* WRITTEN TASK *
Below are the records; copy each line in them that holds the word "champs".

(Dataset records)
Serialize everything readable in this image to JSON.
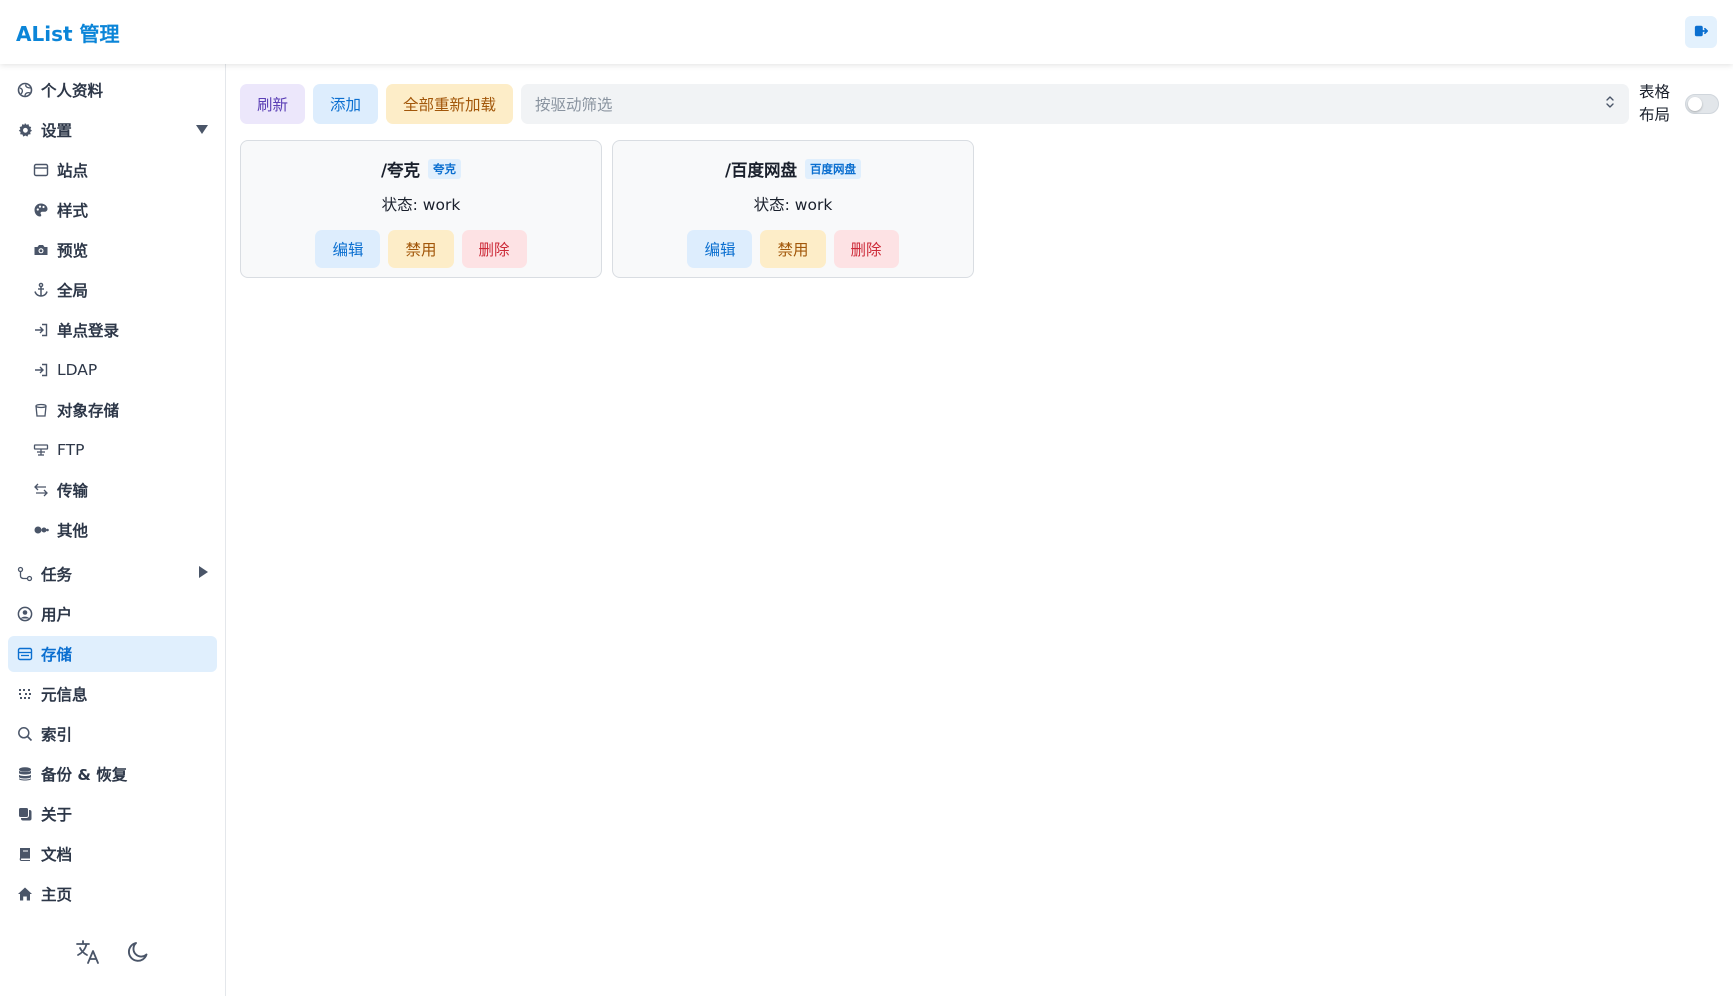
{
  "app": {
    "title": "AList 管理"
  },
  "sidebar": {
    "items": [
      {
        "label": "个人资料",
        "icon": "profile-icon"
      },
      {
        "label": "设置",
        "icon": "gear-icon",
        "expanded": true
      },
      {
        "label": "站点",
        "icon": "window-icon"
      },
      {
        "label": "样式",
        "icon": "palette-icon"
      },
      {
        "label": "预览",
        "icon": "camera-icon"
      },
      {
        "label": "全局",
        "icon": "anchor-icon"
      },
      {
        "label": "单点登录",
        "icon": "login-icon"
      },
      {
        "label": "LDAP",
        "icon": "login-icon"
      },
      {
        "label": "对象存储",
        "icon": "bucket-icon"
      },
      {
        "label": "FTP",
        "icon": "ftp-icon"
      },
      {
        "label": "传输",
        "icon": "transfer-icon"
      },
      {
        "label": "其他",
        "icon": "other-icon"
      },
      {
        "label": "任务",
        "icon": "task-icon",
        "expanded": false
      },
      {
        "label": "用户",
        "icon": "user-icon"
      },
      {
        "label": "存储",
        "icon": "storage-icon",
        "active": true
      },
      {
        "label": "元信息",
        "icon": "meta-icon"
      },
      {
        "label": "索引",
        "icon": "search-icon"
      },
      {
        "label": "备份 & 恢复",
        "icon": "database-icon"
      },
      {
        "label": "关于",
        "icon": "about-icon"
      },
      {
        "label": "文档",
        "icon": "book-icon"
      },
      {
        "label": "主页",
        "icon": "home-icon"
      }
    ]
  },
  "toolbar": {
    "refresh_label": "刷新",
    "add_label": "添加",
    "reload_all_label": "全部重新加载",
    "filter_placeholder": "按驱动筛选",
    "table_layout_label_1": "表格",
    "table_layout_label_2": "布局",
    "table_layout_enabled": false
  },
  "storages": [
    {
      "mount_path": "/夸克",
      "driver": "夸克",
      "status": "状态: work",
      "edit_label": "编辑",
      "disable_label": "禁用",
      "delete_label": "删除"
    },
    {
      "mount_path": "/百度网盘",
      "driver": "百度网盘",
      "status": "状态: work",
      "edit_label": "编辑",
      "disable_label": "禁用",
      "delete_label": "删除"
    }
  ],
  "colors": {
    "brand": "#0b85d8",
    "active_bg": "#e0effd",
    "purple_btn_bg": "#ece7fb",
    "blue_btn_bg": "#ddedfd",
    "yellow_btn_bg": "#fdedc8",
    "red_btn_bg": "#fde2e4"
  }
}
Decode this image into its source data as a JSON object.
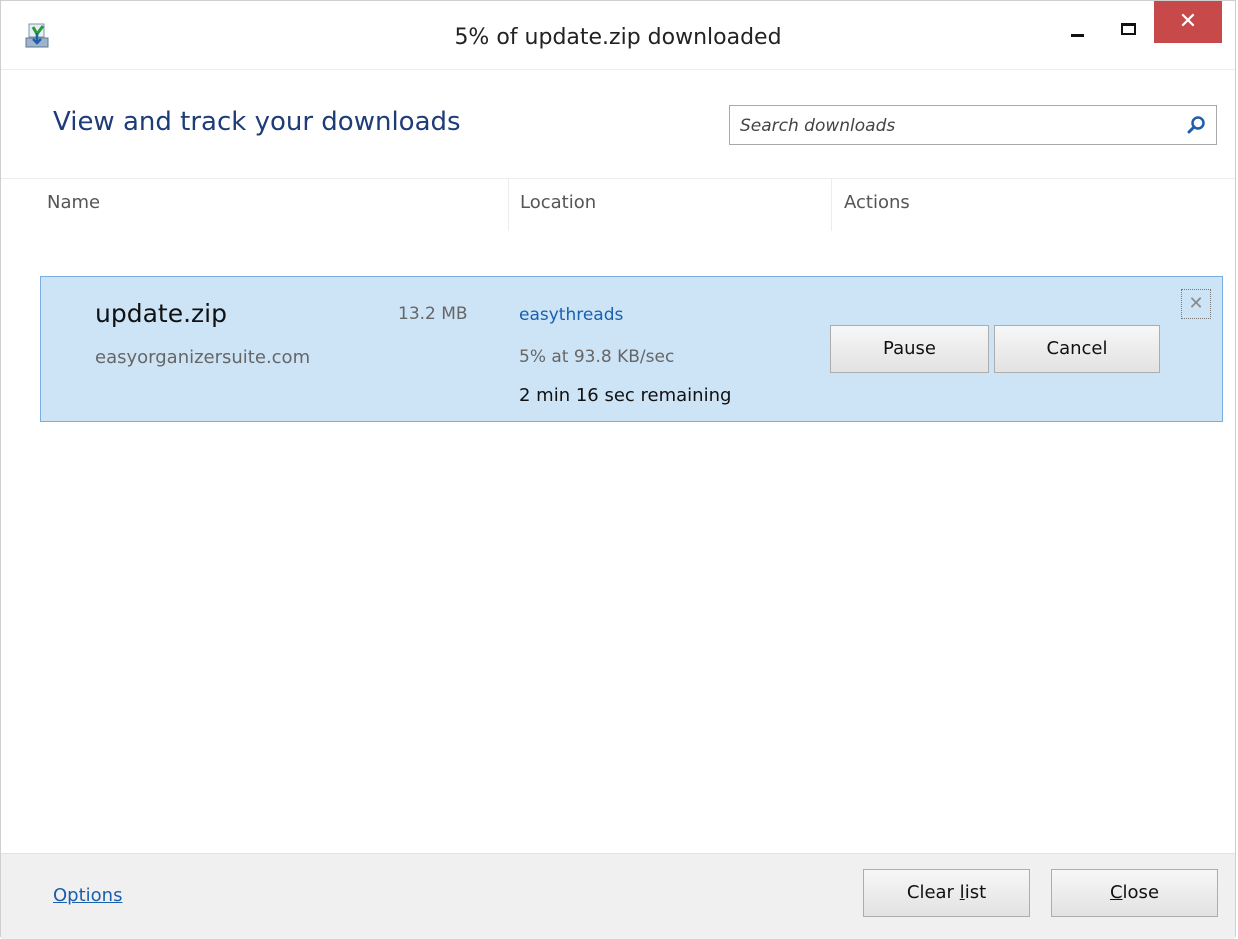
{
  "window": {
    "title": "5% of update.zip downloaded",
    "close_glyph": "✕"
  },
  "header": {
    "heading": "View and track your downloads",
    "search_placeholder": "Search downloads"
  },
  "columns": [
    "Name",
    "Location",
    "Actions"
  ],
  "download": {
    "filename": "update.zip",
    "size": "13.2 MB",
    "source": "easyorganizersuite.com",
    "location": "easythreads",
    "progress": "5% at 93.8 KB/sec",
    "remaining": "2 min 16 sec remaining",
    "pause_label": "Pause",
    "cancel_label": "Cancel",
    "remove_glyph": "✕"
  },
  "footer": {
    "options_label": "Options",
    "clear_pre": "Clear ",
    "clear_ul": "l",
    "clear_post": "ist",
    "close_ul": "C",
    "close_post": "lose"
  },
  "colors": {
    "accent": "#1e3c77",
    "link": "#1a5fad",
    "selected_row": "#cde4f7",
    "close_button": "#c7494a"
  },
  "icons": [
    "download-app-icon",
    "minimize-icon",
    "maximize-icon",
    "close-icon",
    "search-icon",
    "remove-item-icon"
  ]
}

==

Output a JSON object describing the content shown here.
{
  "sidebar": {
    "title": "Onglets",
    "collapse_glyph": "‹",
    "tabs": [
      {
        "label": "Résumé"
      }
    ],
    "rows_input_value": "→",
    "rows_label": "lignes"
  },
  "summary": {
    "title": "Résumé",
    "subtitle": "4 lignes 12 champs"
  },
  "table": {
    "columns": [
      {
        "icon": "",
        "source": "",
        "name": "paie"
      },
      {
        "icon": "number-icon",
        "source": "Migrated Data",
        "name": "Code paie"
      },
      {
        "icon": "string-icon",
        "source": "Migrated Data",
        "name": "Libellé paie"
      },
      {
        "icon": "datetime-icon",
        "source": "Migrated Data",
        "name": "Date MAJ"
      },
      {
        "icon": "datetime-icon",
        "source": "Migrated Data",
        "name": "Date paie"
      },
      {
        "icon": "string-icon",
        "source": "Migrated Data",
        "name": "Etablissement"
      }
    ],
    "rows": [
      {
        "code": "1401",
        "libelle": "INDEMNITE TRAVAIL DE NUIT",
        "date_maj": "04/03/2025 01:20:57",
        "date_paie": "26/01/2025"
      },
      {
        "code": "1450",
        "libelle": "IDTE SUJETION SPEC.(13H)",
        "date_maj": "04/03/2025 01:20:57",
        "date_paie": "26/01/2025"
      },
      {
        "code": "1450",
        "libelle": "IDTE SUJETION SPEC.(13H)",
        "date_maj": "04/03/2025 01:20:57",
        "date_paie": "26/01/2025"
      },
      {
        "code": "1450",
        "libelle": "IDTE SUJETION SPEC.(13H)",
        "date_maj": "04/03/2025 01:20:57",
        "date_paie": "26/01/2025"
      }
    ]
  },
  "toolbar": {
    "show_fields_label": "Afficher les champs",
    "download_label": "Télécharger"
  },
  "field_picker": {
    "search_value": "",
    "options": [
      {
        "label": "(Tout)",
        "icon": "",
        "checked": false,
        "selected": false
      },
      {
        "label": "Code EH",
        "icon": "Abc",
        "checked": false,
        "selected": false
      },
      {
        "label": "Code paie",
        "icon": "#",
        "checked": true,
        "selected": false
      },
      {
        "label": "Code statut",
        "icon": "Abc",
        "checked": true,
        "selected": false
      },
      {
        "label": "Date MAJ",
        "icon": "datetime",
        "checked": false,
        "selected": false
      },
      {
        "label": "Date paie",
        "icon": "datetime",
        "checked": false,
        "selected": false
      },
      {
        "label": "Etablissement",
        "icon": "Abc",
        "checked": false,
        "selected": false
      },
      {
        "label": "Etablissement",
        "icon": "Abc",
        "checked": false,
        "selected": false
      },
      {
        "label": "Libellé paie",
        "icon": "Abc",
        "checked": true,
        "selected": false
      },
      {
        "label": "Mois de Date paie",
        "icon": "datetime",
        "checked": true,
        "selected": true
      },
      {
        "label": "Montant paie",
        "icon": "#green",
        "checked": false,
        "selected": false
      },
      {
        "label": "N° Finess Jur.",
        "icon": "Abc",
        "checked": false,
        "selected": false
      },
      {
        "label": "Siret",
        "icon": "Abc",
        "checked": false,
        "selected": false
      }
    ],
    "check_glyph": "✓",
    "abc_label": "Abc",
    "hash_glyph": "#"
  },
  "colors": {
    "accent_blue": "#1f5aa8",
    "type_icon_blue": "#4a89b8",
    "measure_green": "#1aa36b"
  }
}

--

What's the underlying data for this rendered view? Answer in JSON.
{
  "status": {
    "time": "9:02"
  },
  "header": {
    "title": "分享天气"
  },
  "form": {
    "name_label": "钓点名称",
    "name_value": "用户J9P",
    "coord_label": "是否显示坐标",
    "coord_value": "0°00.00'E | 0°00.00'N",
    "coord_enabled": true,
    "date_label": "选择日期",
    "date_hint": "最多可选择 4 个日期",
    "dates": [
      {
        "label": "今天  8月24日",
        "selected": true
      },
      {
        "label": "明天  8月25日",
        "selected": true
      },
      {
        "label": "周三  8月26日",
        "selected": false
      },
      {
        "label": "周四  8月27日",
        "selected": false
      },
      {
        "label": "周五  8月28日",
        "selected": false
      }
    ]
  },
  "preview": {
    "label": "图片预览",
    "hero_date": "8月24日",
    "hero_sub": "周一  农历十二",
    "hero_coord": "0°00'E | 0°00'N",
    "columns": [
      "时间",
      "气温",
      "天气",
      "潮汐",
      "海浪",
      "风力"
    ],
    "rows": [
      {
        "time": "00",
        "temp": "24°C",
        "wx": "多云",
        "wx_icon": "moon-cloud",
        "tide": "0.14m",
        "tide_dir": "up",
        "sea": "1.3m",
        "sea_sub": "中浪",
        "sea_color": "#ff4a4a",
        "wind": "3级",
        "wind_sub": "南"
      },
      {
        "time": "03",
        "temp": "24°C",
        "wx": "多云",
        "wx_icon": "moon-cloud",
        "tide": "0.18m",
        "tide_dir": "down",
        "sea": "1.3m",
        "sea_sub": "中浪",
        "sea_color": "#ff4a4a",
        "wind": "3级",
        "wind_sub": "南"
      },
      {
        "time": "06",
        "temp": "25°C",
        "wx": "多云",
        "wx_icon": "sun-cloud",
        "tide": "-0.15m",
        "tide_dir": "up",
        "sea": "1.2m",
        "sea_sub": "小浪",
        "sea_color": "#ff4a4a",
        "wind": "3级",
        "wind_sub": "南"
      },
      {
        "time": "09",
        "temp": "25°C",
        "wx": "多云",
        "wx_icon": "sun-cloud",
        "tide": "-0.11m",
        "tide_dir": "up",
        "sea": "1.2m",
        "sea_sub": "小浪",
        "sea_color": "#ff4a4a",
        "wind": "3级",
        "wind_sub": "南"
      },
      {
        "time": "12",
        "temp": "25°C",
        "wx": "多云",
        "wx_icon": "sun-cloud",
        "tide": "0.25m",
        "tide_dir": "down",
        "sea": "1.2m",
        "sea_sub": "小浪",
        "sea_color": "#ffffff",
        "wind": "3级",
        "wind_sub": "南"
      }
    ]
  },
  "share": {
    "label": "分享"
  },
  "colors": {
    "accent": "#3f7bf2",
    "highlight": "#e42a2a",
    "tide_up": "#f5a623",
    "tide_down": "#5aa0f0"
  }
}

* FINISHED TASK *
    "subtitle": "4 lignes 12 champs"
    "show_fields_label": "Afficher les champs",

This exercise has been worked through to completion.